# What is asked:
Count each line in which the word "整体为研究对象" appears. Reply with the total and nothing more.

# Material provided:

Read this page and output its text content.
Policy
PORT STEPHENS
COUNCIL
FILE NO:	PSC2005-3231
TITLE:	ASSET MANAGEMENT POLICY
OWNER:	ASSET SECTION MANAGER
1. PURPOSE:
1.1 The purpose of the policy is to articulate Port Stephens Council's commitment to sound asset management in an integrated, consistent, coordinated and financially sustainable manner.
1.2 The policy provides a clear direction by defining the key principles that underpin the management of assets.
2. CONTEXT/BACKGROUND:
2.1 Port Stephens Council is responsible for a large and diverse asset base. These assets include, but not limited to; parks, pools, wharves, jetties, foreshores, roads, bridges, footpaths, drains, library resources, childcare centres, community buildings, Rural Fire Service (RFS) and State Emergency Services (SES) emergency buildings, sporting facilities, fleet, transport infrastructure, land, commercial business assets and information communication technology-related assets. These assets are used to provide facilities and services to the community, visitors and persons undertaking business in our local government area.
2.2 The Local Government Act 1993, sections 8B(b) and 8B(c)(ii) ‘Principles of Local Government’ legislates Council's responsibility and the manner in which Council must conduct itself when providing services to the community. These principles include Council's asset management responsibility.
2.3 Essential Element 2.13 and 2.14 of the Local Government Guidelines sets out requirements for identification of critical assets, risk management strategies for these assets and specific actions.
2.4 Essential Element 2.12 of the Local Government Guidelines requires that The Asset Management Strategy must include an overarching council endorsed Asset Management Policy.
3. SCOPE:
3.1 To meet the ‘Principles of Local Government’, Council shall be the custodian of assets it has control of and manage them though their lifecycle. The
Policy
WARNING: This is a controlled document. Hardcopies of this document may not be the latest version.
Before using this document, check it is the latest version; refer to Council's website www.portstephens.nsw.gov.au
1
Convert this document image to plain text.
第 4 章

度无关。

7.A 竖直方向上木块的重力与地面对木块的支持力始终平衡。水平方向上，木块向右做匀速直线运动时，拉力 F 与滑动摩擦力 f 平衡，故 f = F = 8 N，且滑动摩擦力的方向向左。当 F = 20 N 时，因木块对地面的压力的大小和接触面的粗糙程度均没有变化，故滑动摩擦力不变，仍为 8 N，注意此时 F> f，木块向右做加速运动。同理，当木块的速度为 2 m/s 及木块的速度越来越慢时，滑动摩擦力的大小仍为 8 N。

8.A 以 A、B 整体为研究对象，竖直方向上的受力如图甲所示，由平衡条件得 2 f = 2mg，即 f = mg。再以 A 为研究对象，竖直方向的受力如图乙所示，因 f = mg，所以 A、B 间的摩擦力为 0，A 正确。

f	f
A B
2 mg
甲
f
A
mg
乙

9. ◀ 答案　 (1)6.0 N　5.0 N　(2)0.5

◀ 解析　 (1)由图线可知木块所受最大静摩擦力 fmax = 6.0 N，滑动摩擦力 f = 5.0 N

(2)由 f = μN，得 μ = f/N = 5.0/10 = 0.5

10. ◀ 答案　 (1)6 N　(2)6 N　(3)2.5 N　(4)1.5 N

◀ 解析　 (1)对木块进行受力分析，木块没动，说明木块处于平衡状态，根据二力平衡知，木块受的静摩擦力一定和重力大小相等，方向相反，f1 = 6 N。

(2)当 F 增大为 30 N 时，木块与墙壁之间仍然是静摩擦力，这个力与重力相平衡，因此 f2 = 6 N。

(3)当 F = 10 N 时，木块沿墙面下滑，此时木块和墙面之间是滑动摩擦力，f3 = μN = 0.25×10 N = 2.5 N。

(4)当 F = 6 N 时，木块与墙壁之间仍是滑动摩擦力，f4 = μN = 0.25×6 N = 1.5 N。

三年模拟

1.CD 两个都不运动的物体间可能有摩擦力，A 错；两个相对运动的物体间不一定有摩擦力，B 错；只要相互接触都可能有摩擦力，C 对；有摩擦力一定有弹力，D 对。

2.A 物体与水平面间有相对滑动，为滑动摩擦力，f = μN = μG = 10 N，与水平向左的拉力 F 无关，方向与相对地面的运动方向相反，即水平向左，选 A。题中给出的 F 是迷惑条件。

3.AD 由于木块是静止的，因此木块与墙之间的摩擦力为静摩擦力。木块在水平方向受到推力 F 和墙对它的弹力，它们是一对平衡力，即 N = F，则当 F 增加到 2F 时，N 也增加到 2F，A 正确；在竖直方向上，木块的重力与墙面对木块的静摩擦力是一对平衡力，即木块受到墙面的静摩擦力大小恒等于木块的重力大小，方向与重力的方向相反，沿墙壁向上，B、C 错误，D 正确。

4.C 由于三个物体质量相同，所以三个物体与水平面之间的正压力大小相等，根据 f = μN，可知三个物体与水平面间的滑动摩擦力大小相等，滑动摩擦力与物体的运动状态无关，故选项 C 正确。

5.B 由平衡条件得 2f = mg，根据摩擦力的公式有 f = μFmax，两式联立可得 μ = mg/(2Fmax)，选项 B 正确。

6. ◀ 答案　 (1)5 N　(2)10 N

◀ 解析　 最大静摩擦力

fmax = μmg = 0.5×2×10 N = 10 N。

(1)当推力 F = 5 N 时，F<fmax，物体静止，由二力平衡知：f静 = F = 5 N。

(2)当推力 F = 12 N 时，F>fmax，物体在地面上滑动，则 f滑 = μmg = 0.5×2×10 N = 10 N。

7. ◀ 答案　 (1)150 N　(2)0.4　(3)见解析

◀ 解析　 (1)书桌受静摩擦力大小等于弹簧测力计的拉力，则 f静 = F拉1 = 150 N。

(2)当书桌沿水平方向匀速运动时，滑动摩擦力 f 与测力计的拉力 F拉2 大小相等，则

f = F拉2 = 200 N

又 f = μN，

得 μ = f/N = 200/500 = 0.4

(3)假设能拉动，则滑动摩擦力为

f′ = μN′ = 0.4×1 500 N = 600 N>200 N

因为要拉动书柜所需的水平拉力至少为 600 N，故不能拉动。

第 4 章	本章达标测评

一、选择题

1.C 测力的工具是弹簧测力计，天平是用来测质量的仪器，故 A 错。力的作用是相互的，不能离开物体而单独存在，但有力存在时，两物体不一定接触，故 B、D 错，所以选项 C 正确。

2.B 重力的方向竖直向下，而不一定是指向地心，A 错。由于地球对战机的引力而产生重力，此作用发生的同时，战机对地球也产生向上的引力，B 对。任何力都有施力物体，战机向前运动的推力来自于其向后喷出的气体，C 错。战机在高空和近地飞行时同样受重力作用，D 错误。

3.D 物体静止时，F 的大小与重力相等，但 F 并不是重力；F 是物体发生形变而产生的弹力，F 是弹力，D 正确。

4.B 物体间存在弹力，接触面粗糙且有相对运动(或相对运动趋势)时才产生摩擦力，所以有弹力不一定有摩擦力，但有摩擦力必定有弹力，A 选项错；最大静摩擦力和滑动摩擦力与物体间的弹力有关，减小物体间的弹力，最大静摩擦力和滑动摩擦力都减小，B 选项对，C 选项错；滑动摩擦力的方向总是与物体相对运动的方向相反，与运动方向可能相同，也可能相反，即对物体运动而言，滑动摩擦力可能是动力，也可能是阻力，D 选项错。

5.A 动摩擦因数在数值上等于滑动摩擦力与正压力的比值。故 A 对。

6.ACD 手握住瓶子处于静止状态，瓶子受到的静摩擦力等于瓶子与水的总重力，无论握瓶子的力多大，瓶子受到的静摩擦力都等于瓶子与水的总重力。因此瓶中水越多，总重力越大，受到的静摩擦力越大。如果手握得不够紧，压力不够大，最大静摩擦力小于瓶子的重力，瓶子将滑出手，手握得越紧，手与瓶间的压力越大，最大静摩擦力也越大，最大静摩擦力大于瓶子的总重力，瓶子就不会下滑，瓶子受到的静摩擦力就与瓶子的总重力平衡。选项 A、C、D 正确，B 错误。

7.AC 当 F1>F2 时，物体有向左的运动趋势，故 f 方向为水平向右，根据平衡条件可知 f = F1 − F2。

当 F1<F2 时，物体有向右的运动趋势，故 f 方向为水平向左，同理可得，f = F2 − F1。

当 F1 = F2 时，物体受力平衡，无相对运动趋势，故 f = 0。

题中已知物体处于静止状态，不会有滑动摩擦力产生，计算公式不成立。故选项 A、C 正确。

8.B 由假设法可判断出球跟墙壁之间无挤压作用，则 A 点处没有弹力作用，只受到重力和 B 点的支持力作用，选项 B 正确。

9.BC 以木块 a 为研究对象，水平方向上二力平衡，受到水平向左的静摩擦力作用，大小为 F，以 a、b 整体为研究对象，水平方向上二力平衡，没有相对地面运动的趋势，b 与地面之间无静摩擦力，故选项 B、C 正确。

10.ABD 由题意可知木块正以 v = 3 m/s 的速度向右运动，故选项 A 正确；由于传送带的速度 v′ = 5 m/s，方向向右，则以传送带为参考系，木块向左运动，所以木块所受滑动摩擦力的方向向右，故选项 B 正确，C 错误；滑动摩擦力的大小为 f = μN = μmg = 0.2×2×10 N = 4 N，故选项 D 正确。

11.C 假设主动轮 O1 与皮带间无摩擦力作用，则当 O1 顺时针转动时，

# Finished task:
2